- SHORT TASK 1
Write out the part of the SOV extraction guide below starting with "How to Use AI" and going on through "complex multi-sheet formats.".
- SHORT TASK 2
Extend the guide on using AI to extract Statement of Values data, picking up right after its last sentence.

- SUPPLIED PASSAGE
How to Use AI for SOV Data Extraction
SOVs are among the hardest insurance documents to parse because they vary wildly by broker, contain multi-page property schedules, and mix addresses with building characteristics in inconsistent column structures. API-first tools handle simple SOVs; enterprise IDP is needed for complex multi-sheet formats.
A Statement of Values (SOV) is the document that makes or breaks a commercial property submission. It lists every location in a property schedule with building characteristics, total insured values, and risk details that an underwriter needs to price the account. And it is, without exaggeration, one of the most difficult document types in insurance to extract data from automatically.
Our team has processed over 2,000 SOVs across three different extraction platforms over the past 18 months. We work primarily with mid-market commercial property underwriters who receive SOVs in every conceivable format: multi-tab Excel workbooks, scanned PDFs of printed spreadsheets, broker-proprietary templates, and occasionally hand-typed documents with no consistent structure at all. This guide covers what we learned about using AI extraction tools for SOVs, including where these tools work well and where they fail.
What Is an SOV and Why It Matters
An SOV (Statement of Values, sometimes called a Schedule of Values or Property Schedule) is a structured document that lists all the properties, buildings, or locations covered under a commercial property insurance policy. For a single-location account, the SOV might be one row in a spreadsheet. For a large real estate portfolio or national retail chain, it can be hundreds or thousands of rows across multiple worksheets.
Each row in a typical SOV contains some combination of the following fields:
- Location number or identifier
- Street address, city, state, ZIP code
- Building description (e.g., “3-story office building,” “warehouse”)
- Construction type (frame, masonry, non-combustible, fire-resistive, modified fire-resistive)
- Year built and year renovated
- Square footage
- Number of stories
- Occupancy or use description
- Protection class or fire protection details (sprinkler type, alarm system)
- Building value (TIV) (total insured value for the building itself)
- Contents value
- Business interruption (BI) or business income value
- Combined TIV (building + contents + BI)
- SIC or NAICS code
- Flood zone designation
- Distance to coast or wildfire exposure
This data is the foundation of commercial property underwriting. Without accurate SOV data, an underwriter cannot assess aggregate exposure, run catastrophe models, or price the account correctly. Manual SOV data entry for a 200-location account can take an experienced underwriting assistant 4 to 8 hours. That time cost, multiplied across hundreds of submissions per month, is what drives the demand for automated extraction.

- DATA ROWS
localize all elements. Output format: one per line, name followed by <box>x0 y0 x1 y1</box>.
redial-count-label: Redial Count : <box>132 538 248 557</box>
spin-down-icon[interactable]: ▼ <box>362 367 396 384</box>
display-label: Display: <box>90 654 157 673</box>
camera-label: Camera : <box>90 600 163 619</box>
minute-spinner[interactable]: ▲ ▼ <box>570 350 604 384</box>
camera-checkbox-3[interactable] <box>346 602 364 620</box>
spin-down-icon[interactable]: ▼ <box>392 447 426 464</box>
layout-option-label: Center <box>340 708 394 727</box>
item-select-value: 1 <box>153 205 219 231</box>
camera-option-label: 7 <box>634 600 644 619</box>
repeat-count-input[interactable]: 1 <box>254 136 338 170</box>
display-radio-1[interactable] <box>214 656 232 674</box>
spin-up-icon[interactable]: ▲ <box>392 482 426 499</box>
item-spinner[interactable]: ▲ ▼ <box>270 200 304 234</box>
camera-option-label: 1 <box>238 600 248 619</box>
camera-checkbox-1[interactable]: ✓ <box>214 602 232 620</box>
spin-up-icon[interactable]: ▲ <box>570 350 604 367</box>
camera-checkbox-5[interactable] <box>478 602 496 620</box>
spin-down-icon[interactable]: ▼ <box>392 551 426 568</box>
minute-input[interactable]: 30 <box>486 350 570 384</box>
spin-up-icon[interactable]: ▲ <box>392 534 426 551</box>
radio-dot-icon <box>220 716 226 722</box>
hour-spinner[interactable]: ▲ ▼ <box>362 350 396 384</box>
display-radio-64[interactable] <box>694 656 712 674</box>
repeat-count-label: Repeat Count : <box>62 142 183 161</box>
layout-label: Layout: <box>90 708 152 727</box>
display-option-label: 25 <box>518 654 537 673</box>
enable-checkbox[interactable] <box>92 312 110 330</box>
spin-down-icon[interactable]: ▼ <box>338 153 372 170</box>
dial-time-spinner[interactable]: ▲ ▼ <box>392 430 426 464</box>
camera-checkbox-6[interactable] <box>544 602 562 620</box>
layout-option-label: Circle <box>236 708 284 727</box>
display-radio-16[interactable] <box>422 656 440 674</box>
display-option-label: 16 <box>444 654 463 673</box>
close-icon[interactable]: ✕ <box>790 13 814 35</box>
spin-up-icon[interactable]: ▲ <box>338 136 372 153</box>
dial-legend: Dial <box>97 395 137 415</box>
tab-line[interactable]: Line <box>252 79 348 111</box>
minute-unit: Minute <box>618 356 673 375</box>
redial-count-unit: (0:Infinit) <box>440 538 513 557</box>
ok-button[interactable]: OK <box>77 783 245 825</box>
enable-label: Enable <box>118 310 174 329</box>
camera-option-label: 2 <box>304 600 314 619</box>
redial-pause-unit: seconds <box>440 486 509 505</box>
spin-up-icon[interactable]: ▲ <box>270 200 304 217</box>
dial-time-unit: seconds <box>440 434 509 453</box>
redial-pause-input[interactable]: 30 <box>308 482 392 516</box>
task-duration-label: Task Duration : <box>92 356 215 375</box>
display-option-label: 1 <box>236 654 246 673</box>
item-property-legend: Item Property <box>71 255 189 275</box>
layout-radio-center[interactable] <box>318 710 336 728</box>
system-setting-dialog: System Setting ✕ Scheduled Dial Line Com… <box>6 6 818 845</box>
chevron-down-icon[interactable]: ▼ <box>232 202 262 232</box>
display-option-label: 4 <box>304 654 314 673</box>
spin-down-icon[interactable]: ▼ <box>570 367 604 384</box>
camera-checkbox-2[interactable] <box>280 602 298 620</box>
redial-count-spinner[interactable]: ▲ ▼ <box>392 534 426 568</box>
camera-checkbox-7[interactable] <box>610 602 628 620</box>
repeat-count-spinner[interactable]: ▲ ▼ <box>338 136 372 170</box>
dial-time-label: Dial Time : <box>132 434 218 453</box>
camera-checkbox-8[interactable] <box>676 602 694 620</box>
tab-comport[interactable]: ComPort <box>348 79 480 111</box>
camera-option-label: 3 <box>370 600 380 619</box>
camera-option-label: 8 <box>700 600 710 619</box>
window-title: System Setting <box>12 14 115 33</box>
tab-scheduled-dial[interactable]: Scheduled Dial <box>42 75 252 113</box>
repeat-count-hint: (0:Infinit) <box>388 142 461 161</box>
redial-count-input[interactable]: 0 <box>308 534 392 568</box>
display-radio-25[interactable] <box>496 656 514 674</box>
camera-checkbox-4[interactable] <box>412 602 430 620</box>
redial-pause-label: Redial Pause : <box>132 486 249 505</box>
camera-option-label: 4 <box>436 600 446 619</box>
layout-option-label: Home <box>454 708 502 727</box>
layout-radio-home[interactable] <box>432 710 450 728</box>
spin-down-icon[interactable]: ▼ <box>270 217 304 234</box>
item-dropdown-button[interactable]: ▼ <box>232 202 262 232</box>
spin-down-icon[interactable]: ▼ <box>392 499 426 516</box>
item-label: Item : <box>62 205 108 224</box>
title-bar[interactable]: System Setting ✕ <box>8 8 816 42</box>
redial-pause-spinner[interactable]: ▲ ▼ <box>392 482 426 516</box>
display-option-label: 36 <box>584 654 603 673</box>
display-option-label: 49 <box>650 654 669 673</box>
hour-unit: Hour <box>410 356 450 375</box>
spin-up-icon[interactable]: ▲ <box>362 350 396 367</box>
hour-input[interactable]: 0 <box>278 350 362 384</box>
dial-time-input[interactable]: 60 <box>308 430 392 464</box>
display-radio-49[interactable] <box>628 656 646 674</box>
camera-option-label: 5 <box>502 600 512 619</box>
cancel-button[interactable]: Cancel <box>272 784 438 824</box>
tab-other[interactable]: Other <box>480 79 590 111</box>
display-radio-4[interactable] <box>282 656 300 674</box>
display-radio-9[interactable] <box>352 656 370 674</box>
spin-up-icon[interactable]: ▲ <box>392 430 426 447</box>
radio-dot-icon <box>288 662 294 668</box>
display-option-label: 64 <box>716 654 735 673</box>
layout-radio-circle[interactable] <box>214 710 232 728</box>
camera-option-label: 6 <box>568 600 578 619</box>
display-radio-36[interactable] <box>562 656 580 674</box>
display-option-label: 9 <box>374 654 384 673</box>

- EXPECTED OUTPUT 1
How to Use AI for SOV Data Extraction
SOVs are among the hardest insurance documents to parse because they vary wildly by broker, contain multi-page property schedules, and mix addresses with building characteristics in inconsistent column structures. API-first tools handle simple SOVs; enterprise IDP is needed for complex multi-sheet formats.

- EXPECTED OUTPUT 2
Why SOV Extraction Is Uniquely Difficult
We have worked with AI extraction tools on many insurance document types: ACORD forms, loss runs, policy declarations, and claims correspondence. SOVs are harder than all of them, for specific technical reasons.
No Standard Format
ACORD forms have a defined layout. SOVs do not. Every broker, every MGA, and every large insured creates SOVs in their own format. Column names vary (“Building Value” vs “Bldg TIV” vs “Structure Replacement Cost”), column order varies, and the level of detail varies. Some SOVs include COPE data (construction, occupancy, protection, exposure) in separate columns; others combine it into a single “Building Description” field. Some list flood zones; others do not.
This format variability means you cannot build a single extraction template that works across all SOVs. Extraction tools need either (a) a library of templates for common formats, or (b) AI-powered layout detection that can adapt to unseen formats.
Multi-Page and Multi-Sheet Tables
SOVs frequently span 10, 20, or 50+ pages in PDF form, or multiple worksheets in Excel. A table that starts on page 1 continues on page 15, and the column headers may or may not repeat on each page. Excel SOVs commonly have separate tabs for different property types (buildings, equipment, inventory) or different geographic regions.
Extraction tools that process documents page by page often struggle with these multi-page tables because they lose context about column headers and row continuity across page breaks.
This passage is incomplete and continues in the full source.